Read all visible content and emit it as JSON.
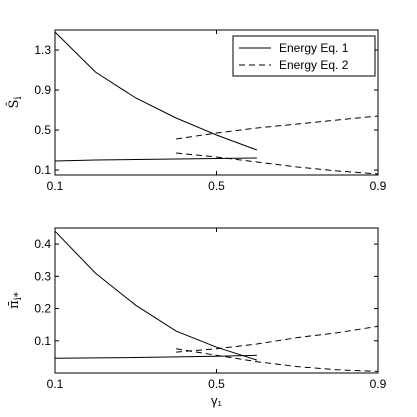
{
  "chart_data": [
    {
      "type": "line",
      "ylabel": "Ŝ_i",
      "xlim": [
        0.1,
        0.9
      ],
      "ylim": [
        0.05,
        1.5
      ],
      "xticks": [
        "0.1",
        "0.5",
        "0.9"
      ],
      "yticks": [
        "0.1",
        "0.5",
        "0.9",
        "1.3"
      ],
      "xtick_values": [
        0.1,
        0.5,
        0.9
      ],
      "ytick_values": [
        0.1,
        0.5,
        0.9,
        1.3
      ],
      "legend": {
        "position": "top-right",
        "entries": [
          "Energy Eq. 1",
          "Energy Eq. 2"
        ]
      },
      "series": [
        {
          "name": "Energy Eq. 1",
          "style": "solid",
          "x": [
            0.1,
            0.2,
            0.3,
            0.4,
            0.5,
            0.6
          ],
          "y": [
            1.48,
            1.08,
            0.82,
            0.62,
            0.45,
            0.3
          ]
        },
        {
          "name": "Energy Eq. 1",
          "style": "solid",
          "x": [
            0.1,
            0.2,
            0.3,
            0.4,
            0.5,
            0.6
          ],
          "y": [
            0.19,
            0.2,
            0.205,
            0.21,
            0.215,
            0.22
          ]
        },
        {
          "name": "Energy Eq. 2",
          "style": "dashed",
          "x": [
            0.4,
            0.5,
            0.6,
            0.7,
            0.8,
            0.9
          ],
          "y": [
            0.41,
            0.47,
            0.52,
            0.56,
            0.6,
            0.64
          ]
        },
        {
          "name": "Energy Eq. 2",
          "style": "dashed",
          "x": [
            0.4,
            0.5,
            0.6,
            0.7,
            0.8,
            0.9
          ],
          "y": [
            0.27,
            0.23,
            0.18,
            0.13,
            0.09,
            0.06
          ]
        }
      ]
    },
    {
      "type": "line",
      "ylabel": "π̄_i*",
      "xlabel": "γ₁",
      "xlim": [
        0.1,
        0.9
      ],
      "ylim": [
        0,
        0.45
      ],
      "xticks": [
        "0.1",
        "0.5",
        "0.9"
      ],
      "yticks": [
        "0.1",
        "0.2",
        "0.3",
        "0.4"
      ],
      "xtick_values": [
        0.1,
        0.5,
        0.9
      ],
      "ytick_values": [
        0.1,
        0.2,
        0.3,
        0.4
      ],
      "series": [
        {
          "name": "Energy Eq. 1",
          "style": "solid",
          "x": [
            0.1,
            0.2,
            0.3,
            0.4,
            0.5,
            0.6
          ],
          "y": [
            0.44,
            0.31,
            0.21,
            0.13,
            0.08,
            0.04
          ]
        },
        {
          "name": "Energy Eq. 1",
          "style": "solid",
          "x": [
            0.1,
            0.2,
            0.3,
            0.4,
            0.5,
            0.6
          ],
          "y": [
            0.046,
            0.047,
            0.048,
            0.05,
            0.052,
            0.055
          ]
        },
        {
          "name": "Energy Eq. 2",
          "style": "dashed",
          "x": [
            0.4,
            0.5,
            0.6,
            0.7,
            0.8,
            0.9
          ],
          "y": [
            0.065,
            0.075,
            0.09,
            0.11,
            0.125,
            0.145
          ]
        },
        {
          "name": "Energy Eq. 2",
          "style": "dashed",
          "x": [
            0.4,
            0.5,
            0.6,
            0.7,
            0.8,
            0.9
          ],
          "y": [
            0.075,
            0.055,
            0.035,
            0.02,
            0.01,
            0.005
          ]
        }
      ]
    }
  ]
}
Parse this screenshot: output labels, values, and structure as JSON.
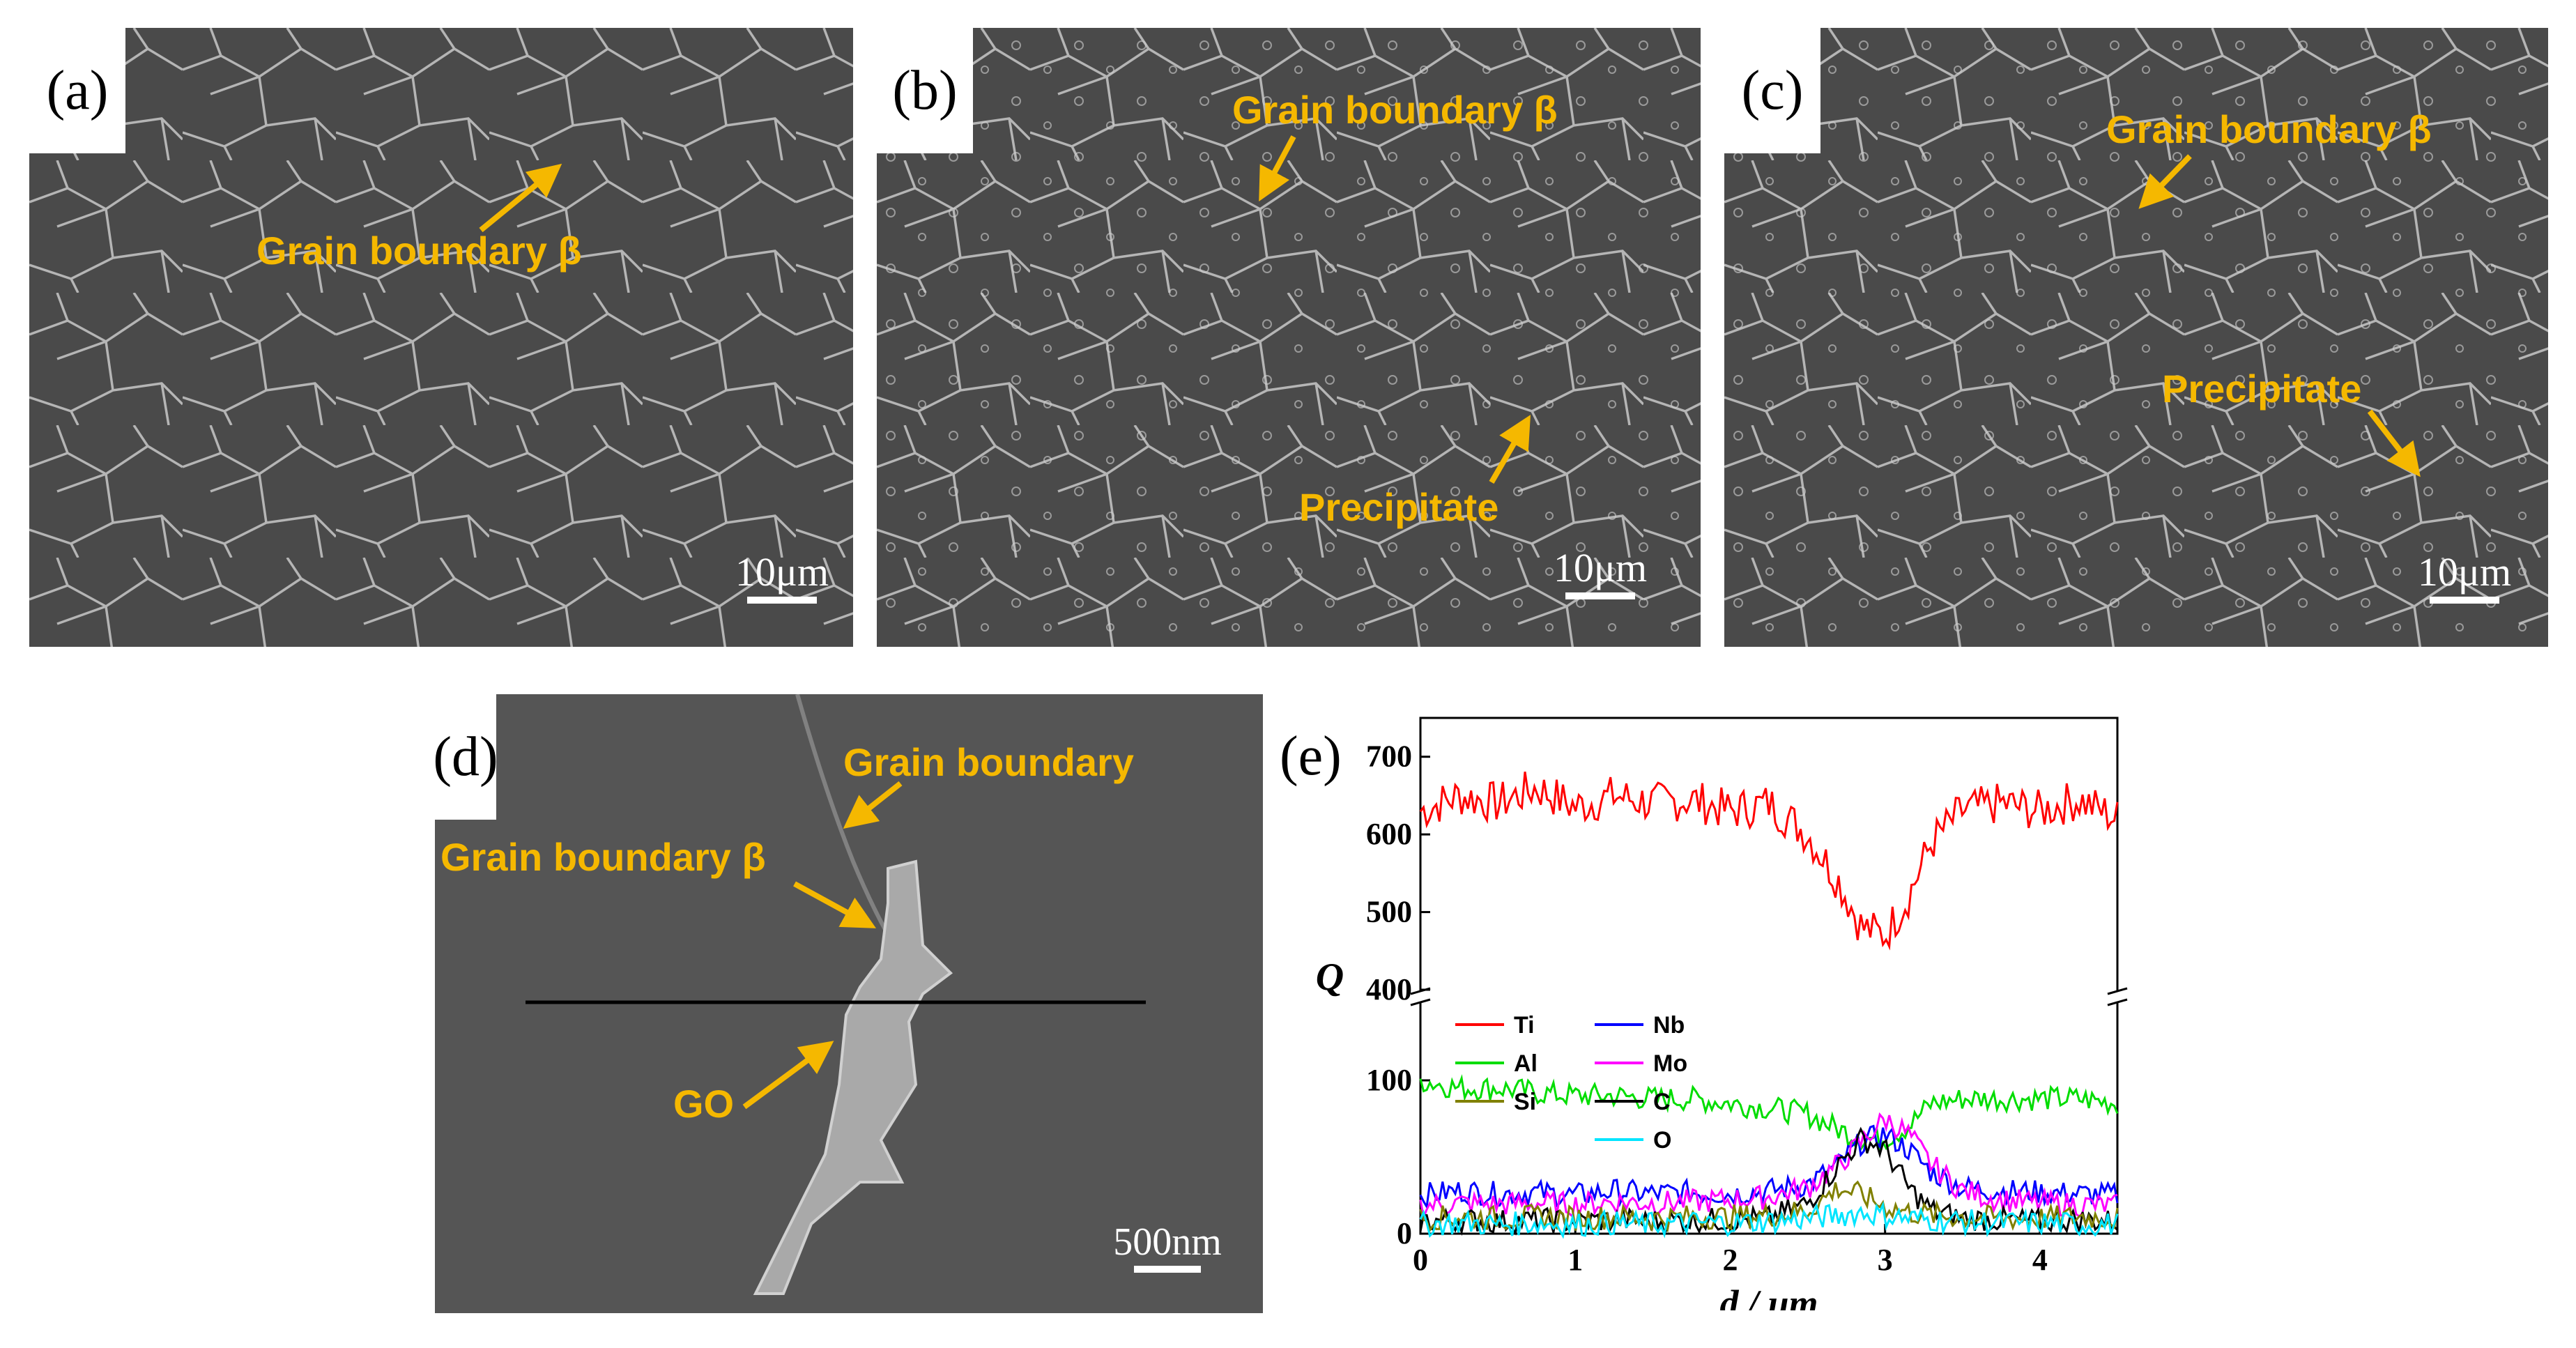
{
  "panels": {
    "a": {
      "tag": "(a)",
      "scale": "10μm",
      "annotations": [
        "Grain boundary β"
      ]
    },
    "b": {
      "tag": "(b)",
      "scale": "10μm",
      "annotations": [
        "Grain boundary β",
        "Precipitate"
      ]
    },
    "c": {
      "tag": "(c)",
      "scale": "10μm",
      "annotations": [
        "Grain boundary β",
        "Precipitate"
      ]
    },
    "d": {
      "tag": "(d)",
      "scale": "500nm",
      "annotations": [
        "Grain boundary",
        "Grain boundary β",
        "GO"
      ]
    },
    "e": {
      "tag": "(e)"
    }
  },
  "colors": {
    "annotation": "#f5b800",
    "sem_background": "#4a4a4a"
  },
  "chart_data": {
    "type": "line",
    "title": "",
    "xlabel": "d / μm",
    "ylabel": "Q",
    "xlim": [
      0,
      4.5
    ],
    "x_ticks": [
      "0",
      "1",
      "2",
      "3",
      "4"
    ],
    "y_break": true,
    "y_ticks_lower": [
      "0",
      "100"
    ],
    "y_ticks_upper": [
      "400",
      "500",
      "600",
      "700"
    ],
    "lower_range": [
      0,
      150
    ],
    "upper_range": [
      400,
      750
    ],
    "legend": [
      {
        "name": "Ti",
        "color": "#ff0000"
      },
      {
        "name": "Al",
        "color": "#00dd00"
      },
      {
        "name": "Si",
        "color": "#808000"
      },
      {
        "name": "Nb",
        "color": "#0000ff"
      },
      {
        "name": "Mo",
        "color": "#ff00ff"
      },
      {
        "name": "C",
        "color": "#000000"
      },
      {
        "name": "O",
        "color": "#00e5ff"
      }
    ],
    "series": [
      {
        "name": "Ti",
        "color": "#ff0000",
        "x": [
          0,
          0.25,
          0.5,
          0.75,
          1.0,
          1.25,
          1.5,
          1.75,
          2.0,
          2.25,
          2.5,
          2.7,
          2.85,
          3.0,
          3.15,
          3.3,
          3.5,
          3.75,
          4.0,
          4.25,
          4.5
        ],
        "values": [
          630,
          650,
          640,
          660,
          635,
          650,
          640,
          645,
          630,
          640,
          600,
          540,
          480,
          470,
          520,
          590,
          630,
          640,
          630,
          645,
          620
        ]
      },
      {
        "name": "Al",
        "color": "#00dd00",
        "x": [
          0,
          0.25,
          0.5,
          0.75,
          1.0,
          1.25,
          1.5,
          1.75,
          2.0,
          2.25,
          2.5,
          2.7,
          2.85,
          3.0,
          3.15,
          3.3,
          3.5,
          3.75,
          4.0,
          4.25,
          4.5
        ],
        "values": [
          100,
          95,
          95,
          92,
          90,
          90,
          88,
          88,
          85,
          82,
          78,
          68,
          62,
          62,
          70,
          85,
          88,
          88,
          88,
          88,
          85
        ]
      },
      {
        "name": "Nb",
        "color": "#0000ff",
        "x": [
          0,
          0.25,
          0.5,
          0.75,
          1.0,
          1.25,
          1.5,
          1.75,
          2.0,
          2.25,
          2.5,
          2.7,
          2.85,
          3.0,
          3.15,
          3.3,
          3.5,
          3.75,
          4.0,
          4.25,
          4.5
        ],
        "values": [
          25,
          28,
          26,
          27,
          25,
          28,
          26,
          27,
          26,
          28,
          32,
          45,
          60,
          65,
          55,
          40,
          30,
          28,
          27,
          26,
          25
        ]
      },
      {
        "name": "Mo",
        "color": "#ff00ff",
        "x": [
          0,
          0.25,
          0.5,
          0.75,
          1.0,
          1.25,
          1.5,
          1.75,
          2.0,
          2.25,
          2.5,
          2.7,
          2.85,
          3.0,
          3.15,
          3.3,
          3.5,
          3.75,
          4.0,
          4.25,
          4.5
        ],
        "values": [
          18,
          20,
          19,
          20,
          19,
          21,
          20,
          21,
          22,
          24,
          30,
          45,
          60,
          75,
          65,
          45,
          28,
          22,
          20,
          19,
          18
        ]
      },
      {
        "name": "C",
        "color": "#000000",
        "x": [
          0,
          0.25,
          0.5,
          0.75,
          1.0,
          1.25,
          1.5,
          1.75,
          2.0,
          2.25,
          2.5,
          2.7,
          2.85,
          3.0,
          3.15,
          3.3,
          3.5,
          3.75,
          4.0,
          4.25,
          4.5
        ],
        "values": [
          8,
          9,
          8,
          9,
          8,
          9,
          8,
          9,
          9,
          10,
          20,
          45,
          62,
          55,
          30,
          15,
          10,
          9,
          8,
          9,
          8
        ]
      },
      {
        "name": "Si",
        "color": "#808000",
        "x": [
          0,
          0.25,
          0.5,
          0.75,
          1.0,
          1.25,
          1.5,
          1.75,
          2.0,
          2.25,
          2.5,
          2.7,
          2.85,
          3.0,
          3.15,
          3.3,
          3.5,
          3.75,
          4.0,
          4.25,
          4.5
        ],
        "values": [
          10,
          11,
          10,
          11,
          10,
          11,
          10,
          11,
          11,
          12,
          15,
          30,
          25,
          18,
          14,
          12,
          11,
          10,
          10,
          11,
          10
        ]
      },
      {
        "name": "O",
        "color": "#00e5ff",
        "x": [
          0,
          0.25,
          0.5,
          0.75,
          1.0,
          1.25,
          1.5,
          1.75,
          2.0,
          2.25,
          2.5,
          2.7,
          2.85,
          3.0,
          3.15,
          3.3,
          3.5,
          3.75,
          4.0,
          4.25,
          4.5
        ],
        "values": [
          6,
          7,
          6,
          7,
          6,
          7,
          6,
          7,
          7,
          8,
          10,
          12,
          14,
          12,
          10,
          9,
          8,
          7,
          7,
          6,
          6
        ]
      }
    ]
  }
}
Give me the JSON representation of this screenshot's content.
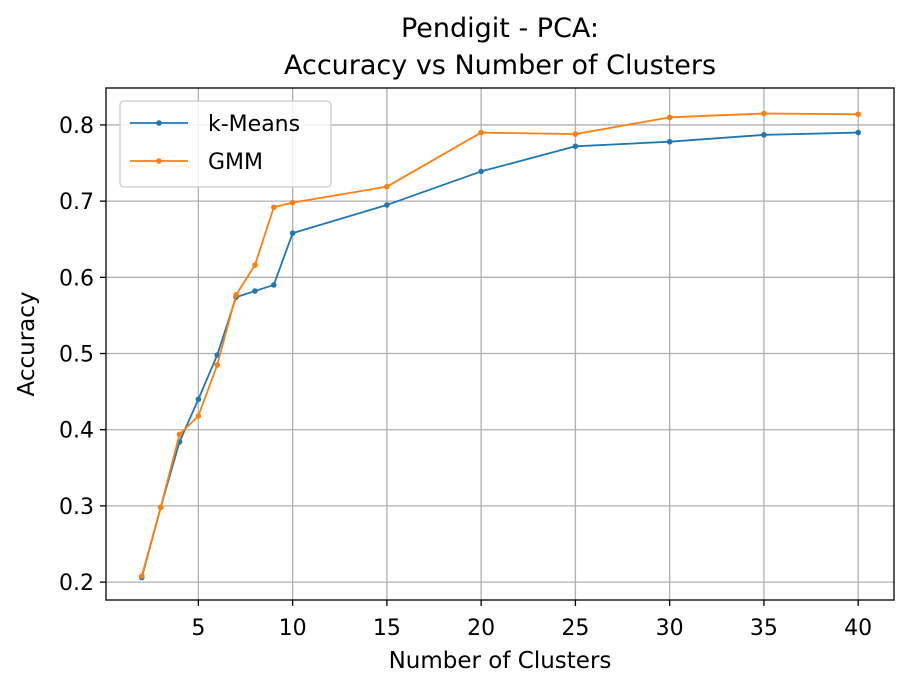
{
  "chart_data": {
    "type": "line",
    "title": [
      "Pendigit - PCA:",
      "Accuracy vs Number of Clusters"
    ],
    "xlabel": "Number of Clusters",
    "ylabel": "Accuracy",
    "xlim": [
      0.1,
      41.9
    ],
    "ylim": [
      0.1765,
      0.8485
    ],
    "xticks": [
      5,
      10,
      15,
      20,
      25,
      30,
      35,
      40
    ],
    "yticks": [
      0.2,
      0.3,
      0.4,
      0.5,
      0.6,
      0.7,
      0.8
    ],
    "grid": true,
    "legend": "top-left",
    "x": [
      2,
      3,
      4,
      5,
      6,
      7,
      8,
      9,
      10,
      15,
      20,
      25,
      30,
      35,
      40
    ],
    "series": [
      {
        "name": "k-Means",
        "color": "#1f77b4",
        "values": [
          0.206,
          0.298,
          0.384,
          0.44,
          0.498,
          0.574,
          0.582,
          0.59,
          0.658,
          0.695,
          0.739,
          0.772,
          0.778,
          0.787,
          0.79
        ]
      },
      {
        "name": "GMM",
        "color": "#ff7f0e",
        "values": [
          0.208,
          0.298,
          0.394,
          0.418,
          0.485,
          0.577,
          0.616,
          0.692,
          0.698,
          0.719,
          0.79,
          0.788,
          0.81,
          0.815,
          0.814
        ]
      }
    ]
  }
}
******************************
◆ Requirement ◆
Restate word for word, please, the line containing "Give me the" and all lines after it through the end of the material; the pictures do not belong in the copy.

◆ Result below ◆
Give me the JSON representation of this screenshot's content.
{
  "chart_data": {
    "type": "line",
    "title": [
      "Pendigit - PCA:",
      "Accuracy vs Number of Clusters"
    ],
    "xlabel": "Number of Clusters",
    "ylabel": "Accuracy",
    "xlim": [
      0.1,
      41.9
    ],
    "ylim": [
      0.1765,
      0.8485
    ],
    "xticks": [
      5,
      10,
      15,
      20,
      25,
      30,
      35,
      40
    ],
    "yticks": [
      0.2,
      0.3,
      0.4,
      0.5,
      0.6,
      0.7,
      0.8
    ],
    "grid": true,
    "legend": "top-left",
    "x": [
      2,
      3,
      4,
      5,
      6,
      7,
      8,
      9,
      10,
      15,
      20,
      25,
      30,
      35,
      40
    ],
    "series": [
      {
        "name": "k-Means",
        "color": "#1f77b4",
        "values": [
          0.206,
          0.298,
          0.384,
          0.44,
          0.498,
          0.574,
          0.582,
          0.59,
          0.658,
          0.695,
          0.739,
          0.772,
          0.778,
          0.787,
          0.79
        ]
      },
      {
        "name": "GMM",
        "color": "#ff7f0e",
        "values": [
          0.208,
          0.298,
          0.394,
          0.418,
          0.485,
          0.577,
          0.616,
          0.692,
          0.698,
          0.719,
          0.79,
          0.788,
          0.81,
          0.815,
          0.814
        ]
      }
    ]
  }
}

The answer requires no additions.